Reproduce every entry below precisely. Pictures are excluded from the copy.

═════ DATA FOR THIS TASK

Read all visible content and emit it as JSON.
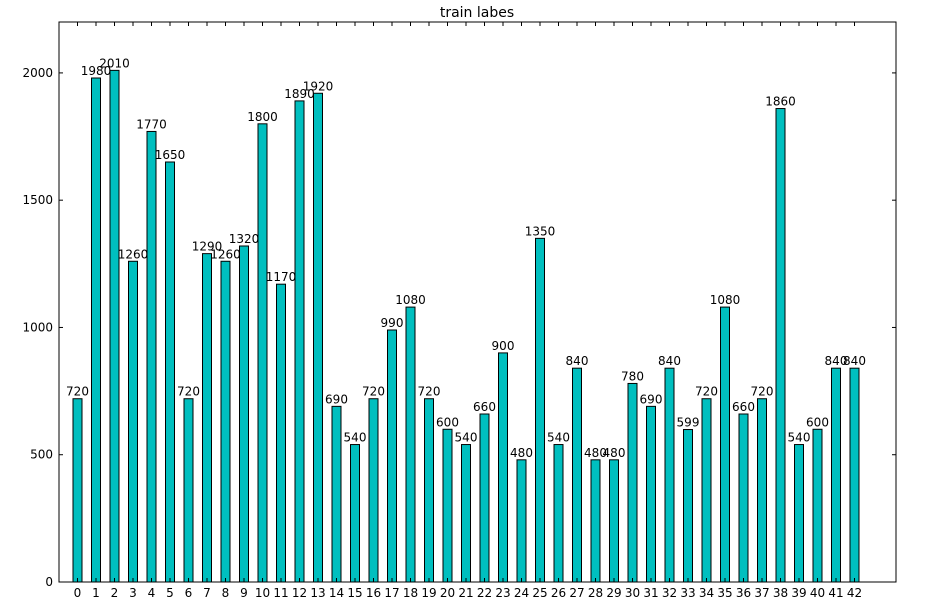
{
  "chart_data": {
    "type": "bar",
    "title": "train labes",
    "xlabel": "",
    "ylabel": "",
    "categories": [
      "0",
      "1",
      "2",
      "3",
      "4",
      "5",
      "6",
      "7",
      "8",
      "9",
      "10",
      "11",
      "12",
      "13",
      "14",
      "15",
      "16",
      "17",
      "18",
      "19",
      "20",
      "21",
      "22",
      "23",
      "24",
      "25",
      "26",
      "27",
      "28",
      "29",
      "30",
      "31",
      "32",
      "33",
      "34",
      "35",
      "36",
      "37",
      "38",
      "39",
      "40",
      "41",
      "42"
    ],
    "values": [
      720,
      1980,
      2010,
      1260,
      1770,
      1650,
      720,
      1290,
      1260,
      1320,
      1800,
      1170,
      1890,
      1920,
      690,
      540,
      720,
      990,
      1080,
      720,
      600,
      540,
      660,
      900,
      480,
      1350,
      540,
      840,
      480,
      480,
      780,
      690,
      840,
      599,
      720,
      1080,
      660,
      720,
      1860,
      540,
      600,
      840,
      840
    ],
    "data_labels": [
      "720",
      "1980",
      "2010",
      "1260",
      "1770",
      "1650",
      "720",
      "1290",
      "1260",
      "1320",
      "1800",
      "1170",
      "1890",
      "1920",
      "690",
      "540",
      "720",
      "990",
      "1080",
      "720",
      "600",
      "540",
      "660",
      "900",
      "480",
      "1350",
      "540",
      "840",
      "480",
      "480",
      "780",
      "690",
      "840",
      "599",
      "720",
      "1080",
      "660",
      "720",
      "1860",
      "540",
      "600",
      "840",
      "840"
    ],
    "ylim": [
      0,
      2200
    ],
    "yticks": [
      0,
      500,
      1000,
      1500,
      2000
    ],
    "ytick_labels": [
      "0",
      "500",
      "1000",
      "1500",
      "2000"
    ],
    "grid": false,
    "legend": "none",
    "bar_color": "#00bfbf",
    "edge_color": "#000000"
  }
}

══════════

**RESPONSE TO THIS EXERCISE:**
Read all visible content and emit it as JSON.
{
  "chart_data": {
    "type": "bar",
    "title": "train labes",
    "xlabel": "",
    "ylabel": "",
    "categories": [
      "0",
      "1",
      "2",
      "3",
      "4",
      "5",
      "6",
      "7",
      "8",
      "9",
      "10",
      "11",
      "12",
      "13",
      "14",
      "15",
      "16",
      "17",
      "18",
      "19",
      "20",
      "21",
      "22",
      "23",
      "24",
      "25",
      "26",
      "27",
      "28",
      "29",
      "30",
      "31",
      "32",
      "33",
      "34",
      "35",
      "36",
      "37",
      "38",
      "39",
      "40",
      "41",
      "42"
    ],
    "values": [
      720,
      1980,
      2010,
      1260,
      1770,
      1650,
      720,
      1290,
      1260,
      1320,
      1800,
      1170,
      1890,
      1920,
      690,
      540,
      720,
      990,
      1080,
      720,
      600,
      540,
      660,
      900,
      480,
      1350,
      540,
      840,
      480,
      480,
      780,
      690,
      840,
      599,
      720,
      1080,
      660,
      720,
      1860,
      540,
      600,
      840,
      840
    ],
    "data_labels": [
      "720",
      "1980",
      "2010",
      "1260",
      "1770",
      "1650",
      "720",
      "1290",
      "1260",
      "1320",
      "1800",
      "1170",
      "1890",
      "1920",
      "690",
      "540",
      "720",
      "990",
      "1080",
      "720",
      "600",
      "540",
      "660",
      "900",
      "480",
      "1350",
      "540",
      "840",
      "480",
      "480",
      "780",
      "690",
      "840",
      "599",
      "720",
      "1080",
      "660",
      "720",
      "1860",
      "540",
      "600",
      "840",
      "840"
    ],
    "ylim": [
      0,
      2200
    ],
    "yticks": [
      0,
      500,
      1000,
      1500,
      2000
    ],
    "ytick_labels": [
      "0",
      "500",
      "1000",
      "1500",
      "2000"
    ],
    "grid": false,
    "legend": "none",
    "bar_color": "#00bfbf",
    "edge_color": "#000000"
  }
}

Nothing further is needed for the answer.